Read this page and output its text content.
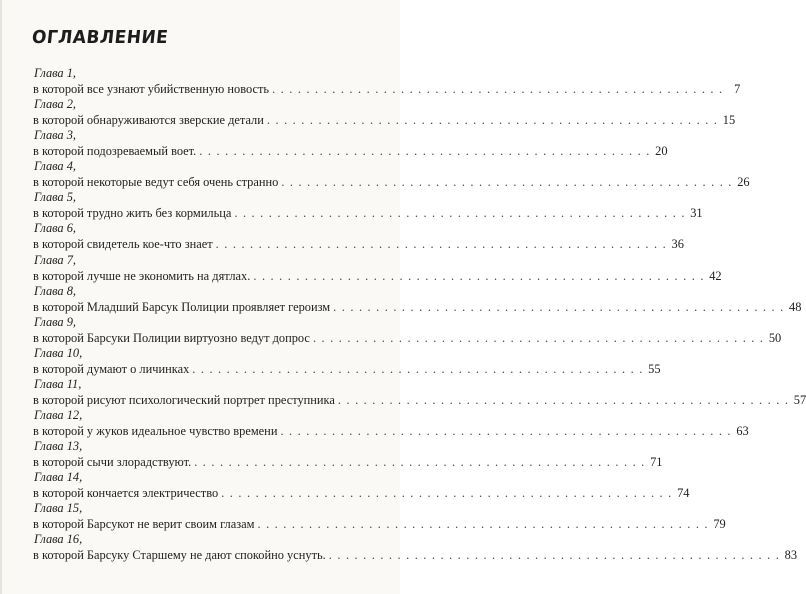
ОГЛАВЛЕНИЕ
Глава 1,
в которой все узнают убийственную новость . . . . . . . . . . . . . . . . . . . . . . . . . . . . . . . . . . . . . . . . . . . . . . . . . . . . . 7
Глава 2,
в которой обнаруживаются зверские детали . . . . . . . . . . . . . . . . . . . . . . . . . . . . . . . . . . . . . . . . . . . . . . . . . . . . . 15
Глава 3,
в которой подозреваемый воет. . . . . . . . . . . . . . . . . . . . . . . . . . . . . . . . . . . . . . . . . . . . . . . . . . . . . . 20
Глава 4,
в которой некоторые ведут себя очень странно . . . . . . . . . . . . . . . . . . . . . . . . . . . . . . . . . . . . . . . . . . . . . . . . . . . . . 26
Глава 5,
в которой трудно жить без кормильца . . . . . . . . . . . . . . . . . . . . . . . . . . . . . . . . . . . . . . . . . . . . . . . . . . . . . 31
Глава 6,
в которой свидетель кое-что знает . . . . . . . . . . . . . . . . . . . . . . . . . . . . . . . . . . . . . . . . . . . . . . . . . . . . . 36
Глава 7,
в которой лучше не экономить на дятлах. . . . . . . . . . . . . . . . . . . . . . . . . . . . . . . . . . . . . . . . . . . . . . . . . . . . . . 42
Глава 8,
в которой Младший Барсук Полиции проявляет героизм . . . . . . . . . . . . . . . . . . . . . . . . . . . . . . . . . . . . . . . . . . . . . . . . . . . . . 48
Глава 9,
в которой Барсуки Полиции виртуозно ведут допрос . . . . . . . . . . . . . . . . . . . . . . . . . . . . . . . . . . . . . . . . . . . . . . . . . . . . . 50
Глава 10,
в которой думают о личинках . . . . . . . . . . . . . . . . . . . . . . . . . . . . . . . . . . . . . . . . . . . . . . . . . . . . . 55
Глава 11,
в которой рисуют психологический портрет преступника . . . . . . . . . . . . . . . . . . . . . . . . . . . . . . . . . . . . . . . . . . . . . . . . . . . . . 57
Глава 12,
в которой у жуков идеальное чувство времени . . . . . . . . . . . . . . . . . . . . . . . . . . . . . . . . . . . . . . . . . . . . . . . . . . . . . 63
Глава 13,
в которой сычи злорадствуют. . . . . . . . . . . . . . . . . . . . . . . . . . . . . . . . . . . . . . . . . . . . . . . . . . . . . . 71
Глава 14,
в которой кончается электричество . . . . . . . . . . . . . . . . . . . . . . . . . . . . . . . . . . . . . . . . . . . . . . . . . . . . . 74
Глава 15,
в которой Барсукот не верит своим глазам . . . . . . . . . . . . . . . . . . . . . . . . . . . . . . . . . . . . . . . . . . . . . . . . . . . . . 79
Глава 16,
в которой Барсуку Старшему не дают спокойно уснуть. . . . . . . . . . . . . . . . . . . . . . . . . . . . . . . . . . . . . . . . . . . . . . . . . . . . . . 83
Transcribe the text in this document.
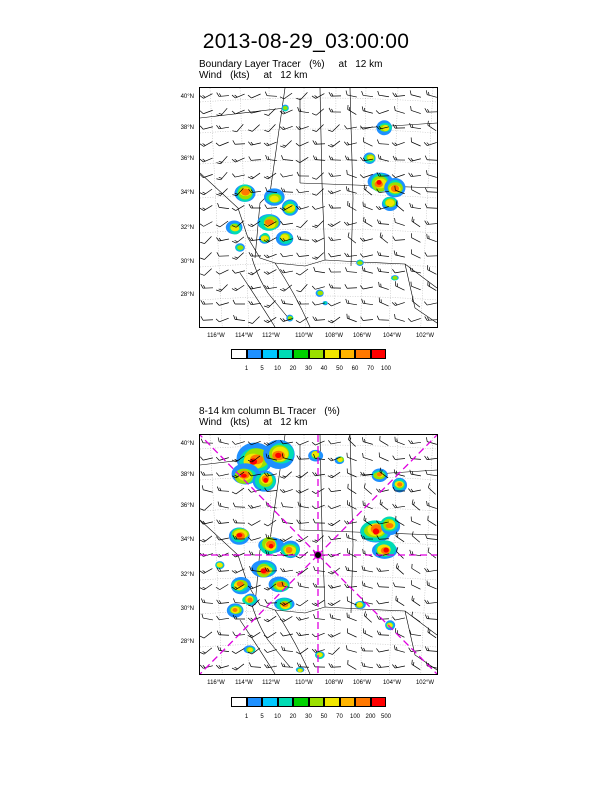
2013-08-29_03:00:00
Boundary Layer Tracer (%) at 12 km
Wind (kts) at 12 km
40°N
38°N
36°N
34°N
32°N
30°N
28°N
116°W	114°W	112°W	110°W	108°W	106°W	104°W	102°W
1	5	10	20	30	40	50	60	70	100
8-14 km column BL Tracer (%)
Wind (kts) at 12 km
40°N
38°N
36°N
34°N
32°N
30°N
28°N
116°W	114°W	112°W	110°W	108°W	106°W	104°W	102°W
1	5	10	20	30	50	70	100 200 500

= = = = = = =

# EXERCISE DESCRIPTION
Copy all lines of the material above where the string "ведут" occurs.

# REPLY TO THE EXERCISE
в которой некоторые ведут себя очень странно . . . . . . . . . . . . . . . . . . . . . . . . . . . . . . . . . . . . . . . . . . . . . . . . . . . . . 26
в которой Барсуки Полиции виртуозно ведут допрос . . . . . . . . . . . . . . . . . . . . . . . . . . . . . . . . . . . . . . . . . . . . . . . . . . . . . 50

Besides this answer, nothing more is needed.